_Source passage_.

* Begin *

In our daily lives we routinely select making better choices tomorrow, in favor of easier choices today. We select personal safety, over the rights of others. We select not looking, over knowing. We select the safety of established opinions, over the dangers of an open mind. We select how it was, over how it could be. We select low price, without recognizing the unincorporated violence embedded in that price. We select personal enrichment today, over the consequences for others tomorrow. In most cases we don’t really think about the choices we are making, our gut tells us that these are the right choices. But are they?

We have a hard time choosing between peace and money. You probably don’t think of it that way, but many of our conundrums can, and should be, expressed as peace versus money. We equate money with security, and that is the phraseology we consciously use to justify and rationalize our choices. We say to ourselves that we are choosing security, not money.

We accord money with the equivalence of security because of a gut level instinct that money should bring us personal security from hunger, hardship and deprivation. This is quite likely true for many of us in the short run, but we would do well to note that our real desire is for security with peace, not the money itself. The money is the means that we believe will enable us to create the security which will allow us to live in peace. We actually desire peace, it’s just that we believe money will give us peace.

* End *

_Written request 1_. In the passage on peace and money, what do we equate money with?
_Written request 2_. Write out the passage on peace and money word for word from "We accord money" to "give us peace.".

_Extracted data_.
* Begin *

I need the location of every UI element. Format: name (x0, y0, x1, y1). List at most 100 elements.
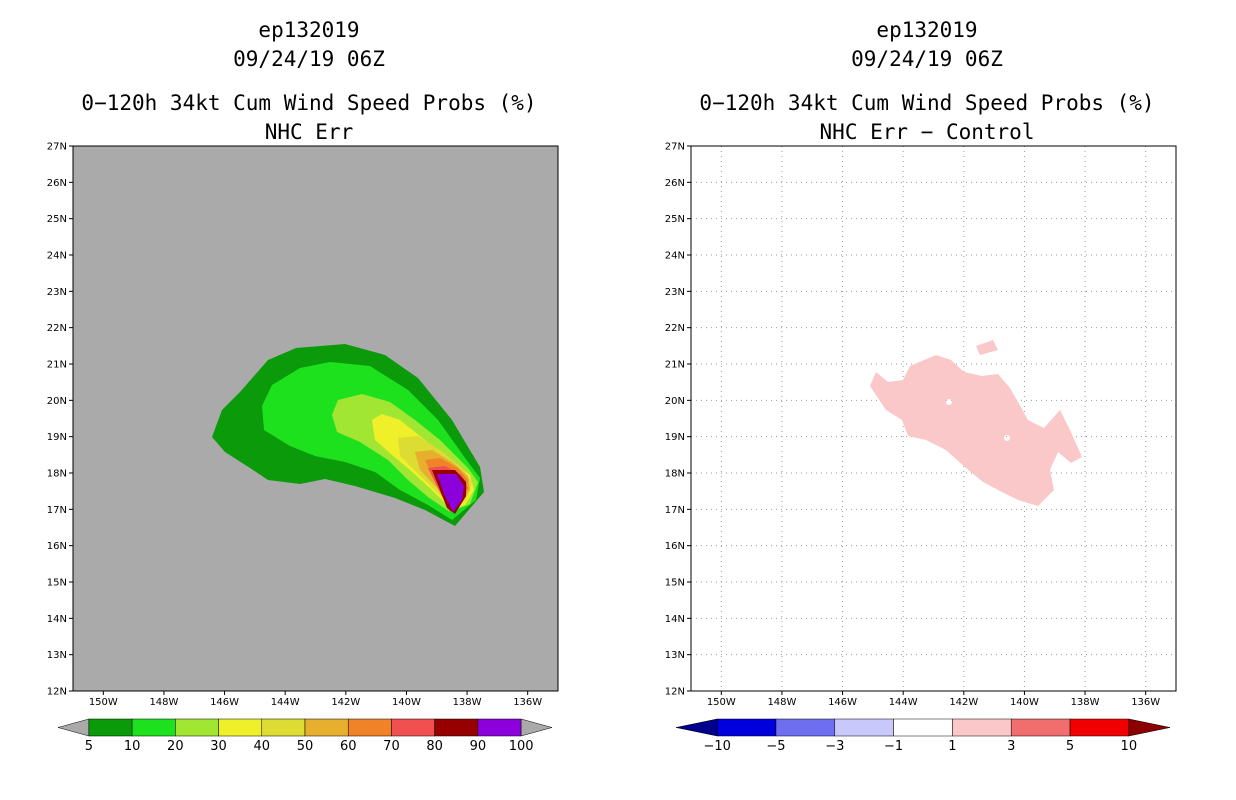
grid-lines (691, 146, 1176, 691)
lat-label: 18N (665, 469, 685, 480)
datetime-title: 09/24/19 06Z (233, 47, 385, 71)
lat-label: 18N (47, 469, 67, 480)
lat-label: 13N (665, 650, 685, 661)
lon-label: 144W (271, 697, 300, 708)
lat-label: 26N (665, 178, 685, 189)
lat-label: 17N (47, 505, 67, 516)
lat-label: 15N (665, 578, 685, 589)
map-border (690, 145, 1177, 692)
lon-label: 136W (513, 697, 542, 708)
lat-label: 16N (47, 541, 67, 552)
colorbar-swatch (775, 718, 836, 737)
lat-label: 24N (47, 251, 67, 262)
subtitle: NHC Err − Control (819, 120, 1035, 144)
lat-label: 23N (665, 287, 685, 298)
product-title: 0−120h 34kt Cum Wind Speed Probs (%) (81, 91, 537, 115)
colorbar-label: 50 (297, 739, 314, 754)
colorbar-label: 60 (340, 739, 357, 754)
colorbar-label: 30 (210, 739, 227, 754)
colorbar-label: −5 (766, 739, 785, 754)
lat-label: 25N (47, 214, 67, 225)
colorbar-swatch (1010, 718, 1071, 737)
lon-label: 138W (453, 697, 482, 708)
colorbar-label: 5 (1066, 739, 1074, 754)
lon-label: 150W (707, 697, 736, 708)
colorbar-label: 3 (1007, 739, 1015, 754)
right-panel: ep132019 09/24/19 06Z 0−120h 34kt Cum Wi… (618, 0, 1236, 800)
lat-label: 25N (665, 214, 685, 225)
lat-label: 24N (665, 251, 685, 262)
colorbar-label: 10 (1121, 739, 1138, 754)
datetime-title: 09/24/19 06Z (851, 47, 1003, 71)
axis-ticks: 27N 26N 25N 24N 23N 22N 21N 20N 19N 18N 17N 16N 15N 1… (665, 142, 1161, 709)
lat-label: 17N (665, 505, 685, 516)
colorbar-under-triangle (675, 718, 718, 737)
colorbar-label: 5 (85, 739, 93, 754)
lat-label: 26N (47, 178, 67, 189)
colorbar-swatch (716, 718, 777, 737)
colorbar-label: 70 (383, 739, 400, 754)
right-map: 27N 26N 25N 24N 23N 22N 21N 20N 19N 18N 17N 16N 15N 1… (665, 142, 1177, 754)
colorbar-swatch (261, 718, 306, 737)
lat-label: 23N (47, 287, 67, 298)
lon-label: 136W (1131, 697, 1160, 708)
lat-label: 27N (665, 142, 685, 153)
lat-label: 12N (47, 687, 67, 698)
colorbar-swatch (175, 718, 219, 737)
colorbar-over-triangle (520, 718, 553, 737)
colorbar-swatch (834, 718, 894, 737)
lat-label: 14N (665, 614, 685, 625)
colorbar-label: 100 (509, 739, 534, 754)
contour-diff-1-to-3 (870, 355, 1082, 506)
lon-label: 142W (949, 697, 978, 708)
lat-label: 27N (47, 142, 67, 153)
colorbar: −10 −5 −3 −1 1 3 5 10 (675, 718, 1171, 754)
colorbar: 5 10 20 30 40 50 60 70 80 90 100 (57, 718, 553, 754)
lat-label: 16N (665, 541, 685, 552)
colorbar-label: −3 (825, 739, 844, 754)
colorbar-swatch (218, 718, 263, 737)
colorbar-swatch (347, 718, 392, 737)
lat-label: 19N (47, 432, 67, 443)
colorbar-swatch (952, 718, 1012, 737)
product-title: 0−120h 34kt Cum Wind Speed Probs (%) (699, 91, 1155, 115)
contour-90 (437, 474, 464, 512)
colorbar-label: −1 (884, 739, 903, 754)
lat-label: 22N (665, 323, 685, 334)
lon-label: 146W (210, 697, 239, 708)
axis-ticks: 27N 26N 25N 24N 23N 22N 21N 20N 19N 18N 17N 16N 15N 1… (47, 142, 543, 709)
lon-label: 148W (767, 697, 796, 708)
lat-label: 19N (665, 432, 685, 443)
lon-label: 138W (1071, 697, 1100, 708)
colorbar-label: 10 (124, 739, 141, 754)
lat-label: 21N (47, 360, 67, 371)
colorbar-swatch (88, 718, 133, 737)
lon-label: 146W (828, 697, 857, 708)
colorbar-under-triangle (57, 718, 90, 737)
lat-label: 12N (665, 687, 685, 698)
colorbar-swatch (477, 718, 522, 737)
colorbar-swatch (1069, 718, 1130, 737)
probability-contours (212, 344, 484, 526)
lat-label: 20N (47, 396, 67, 407)
difference-contours (870, 340, 1082, 506)
lon-label: 150W (89, 697, 118, 708)
colorbar-swatch (391, 718, 435, 737)
lat-label: 20N (665, 396, 685, 407)
lon-label: 140W (392, 697, 421, 708)
left-map: 27N 26N 25N 24N 23N 22N 21N 20N 19N 18N 17N 16N 15N 1… (47, 142, 559, 754)
colorbar-label: 40 (254, 739, 271, 754)
colorbar-swatch (893, 718, 953, 737)
subtitle: NHC Err (264, 120, 354, 144)
lat-label: 14N (47, 614, 67, 625)
lon-label: 144W (889, 697, 918, 708)
colorbar-swatch (131, 718, 176, 737)
lon-label: 148W (149, 697, 178, 708)
colorbar-label: 80 (426, 739, 443, 754)
colorbar-label: 90 (470, 739, 487, 754)
contour-diff-small (976, 340, 998, 355)
colorbar-label: 20 (167, 739, 184, 754)
lat-label: 15N (47, 578, 67, 589)
lon-label: 140W (1010, 697, 1039, 708)
left-panel: ep132019 09/24/19 06Z 0−120h 34kt Cum Wi… (47, 18, 559, 754)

* End *

_Task response 1_. Security.

_Task response 2_.
We accord money with the equivalence of security because of a gut level instinct that money should bring us personal security from hunger, hardship and deprivation. This is quite likely true for many of us in the short run, but we would do well to note that our real desire is for security with peace, not the money itself. The money is the means that we believe will enable us to create the security which will allow us to live in peace. We actually desire peace, it’s just that we believe money will give us peace.